▶ [WHAT IS NEEDED]
Your task is to extract every entry that follows word for word while excluding the pictures.

▶ [ITEMS]
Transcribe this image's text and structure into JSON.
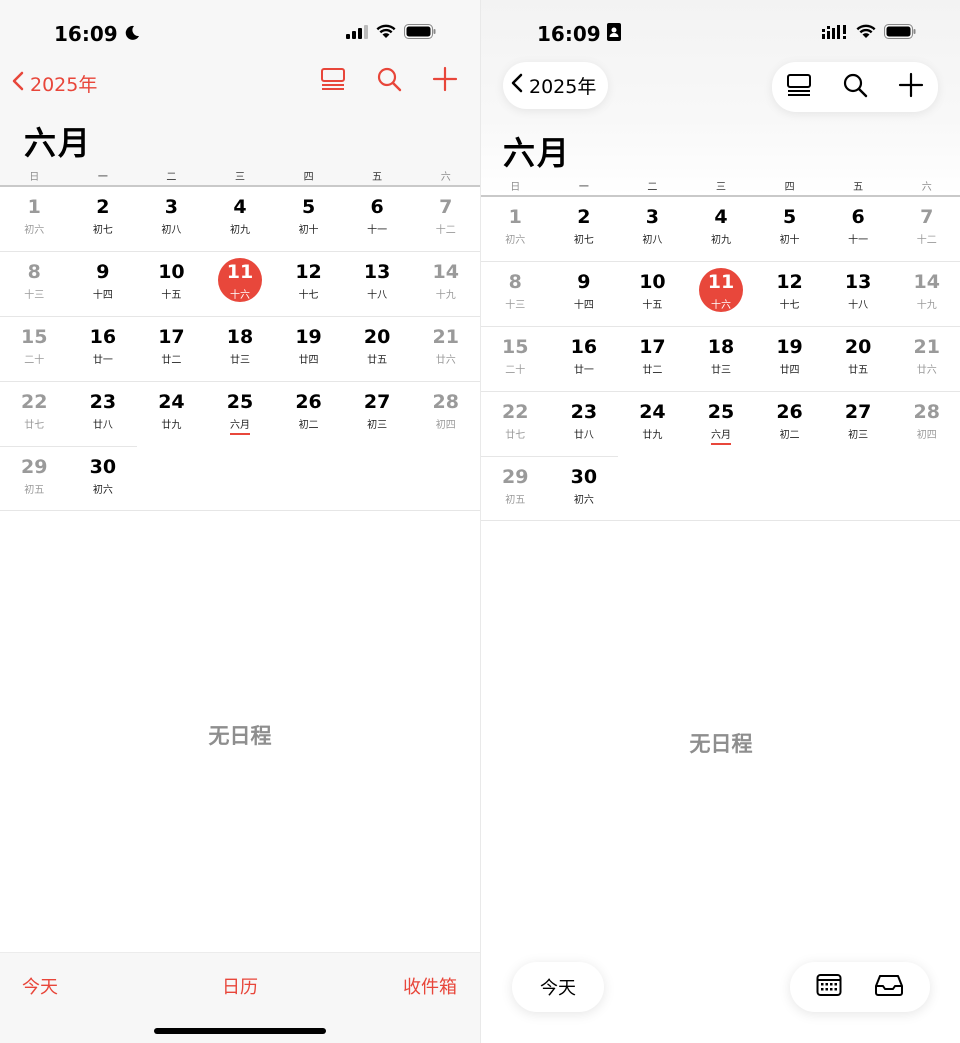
{
  "left": {
    "status": {
      "time": "16:09"
    },
    "nav": {
      "back_label": "2025年"
    },
    "month": "六月",
    "weekdays": [
      "日",
      "一",
      "二",
      "三",
      "四",
      "五",
      "六"
    ],
    "weeks": [
      [
        {
          "d": "1",
          "l": "初六"
        },
        {
          "d": "2",
          "l": "初七"
        },
        {
          "d": "3",
          "l": "初八"
        },
        {
          "d": "4",
          "l": "初九"
        },
        {
          "d": "5",
          "l": "初十"
        },
        {
          "d": "6",
          "l": "十一"
        },
        {
          "d": "7",
          "l": "十二"
        }
      ],
      [
        {
          "d": "8",
          "l": "十三"
        },
        {
          "d": "9",
          "l": "十四"
        },
        {
          "d": "10",
          "l": "十五"
        },
        {
          "d": "11",
          "l": "十六"
        },
        {
          "d": "12",
          "l": "十七"
        },
        {
          "d": "13",
          "l": "十八"
        },
        {
          "d": "14",
          "l": "十九"
        }
      ],
      [
        {
          "d": "15",
          "l": "二十"
        },
        {
          "d": "16",
          "l": "廿一"
        },
        {
          "d": "17",
          "l": "廿二"
        },
        {
          "d": "18",
          "l": "廿三"
        },
        {
          "d": "19",
          "l": "廿四"
        },
        {
          "d": "20",
          "l": "廿五"
        },
        {
          "d": "21",
          "l": "廿六"
        }
      ],
      [
        {
          "d": "22",
          "l": "廿七"
        },
        {
          "d": "23",
          "l": "廿八"
        },
        {
          "d": "24",
          "l": "廿九"
        },
        {
          "d": "25",
          "l": "六月"
        },
        {
          "d": "26",
          "l": "初二"
        },
        {
          "d": "27",
          "l": "初三"
        },
        {
          "d": "28",
          "l": "初四"
        }
      ],
      [
        {
          "d": "29",
          "l": "初五"
        },
        {
          "d": "30",
          "l": "初六"
        }
      ]
    ],
    "no_events": "无日程",
    "toolbar": {
      "today": "今天",
      "calendars": "日历",
      "inbox": "收件箱"
    }
  },
  "right": {
    "status": {
      "time": "16:09"
    },
    "nav": {
      "back_label": "2025年"
    },
    "month": "六月",
    "no_events": "无日程",
    "toolbar": {
      "today": "今天"
    }
  },
  "colors": {
    "accent": "#e8473b",
    "weekend": "#9a9a9a"
  },
  "today_day": "11",
  "marked_day": "25"
}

▶ [EXERCISE RESPONSE]
Transcribe this image's text and structure into JSON.
{
  "left": {
    "status": {
      "time": "16:09"
    },
    "nav": {
      "back_label": "2025年"
    },
    "month": "六月",
    "weekdays": [
      "日",
      "一",
      "二",
      "三",
      "四",
      "五",
      "六"
    ],
    "weeks": [
      [
        {
          "d": "1",
          "l": "初六"
        },
        {
          "d": "2",
          "l": "初七"
        },
        {
          "d": "3",
          "l": "初八"
        },
        {
          "d": "4",
          "l": "初九"
        },
        {
          "d": "5",
          "l": "初十"
        },
        {
          "d": "6",
          "l": "十一"
        },
        {
          "d": "7",
          "l": "十二"
        }
      ],
      [
        {
          "d": "8",
          "l": "十三"
        },
        {
          "d": "9",
          "l": "十四"
        },
        {
          "d": "10",
          "l": "十五"
        },
        {
          "d": "11",
          "l": "十六"
        },
        {
          "d": "12",
          "l": "十七"
        },
        {
          "d": "13",
          "l": "十八"
        },
        {
          "d": "14",
          "l": "十九"
        }
      ],
      [
        {
          "d": "15",
          "l": "二十"
        },
        {
          "d": "16",
          "l": "廿一"
        },
        {
          "d": "17",
          "l": "廿二"
        },
        {
          "d": "18",
          "l": "廿三"
        },
        {
          "d": "19",
          "l": "廿四"
        },
        {
          "d": "20",
          "l": "廿五"
        },
        {
          "d": "21",
          "l": "廿六"
        }
      ],
      [
        {
          "d": "22",
          "l": "廿七"
        },
        {
          "d": "23",
          "l": "廿八"
        },
        {
          "d": "24",
          "l": "廿九"
        },
        {
          "d": "25",
          "l": "六月"
        },
        {
          "d": "26",
          "l": "初二"
        },
        {
          "d": "27",
          "l": "初三"
        },
        {
          "d": "28",
          "l": "初四"
        }
      ],
      [
        {
          "d": "29",
          "l": "初五"
        },
        {
          "d": "30",
          "l": "初六"
        }
      ]
    ],
    "no_events": "无日程",
    "toolbar": {
      "today": "今天",
      "calendars": "日历",
      "inbox": "收件箱"
    }
  },
  "right": {
    "status": {
      "time": "16:09"
    },
    "nav": {
      "back_label": "2025年"
    },
    "month": "六月",
    "no_events": "无日程",
    "toolbar": {
      "today": "今天"
    }
  },
  "colors": {
    "accent": "#e8473b",
    "weekend": "#9a9a9a"
  },
  "today_day": "11",
  "marked_day": "25"
}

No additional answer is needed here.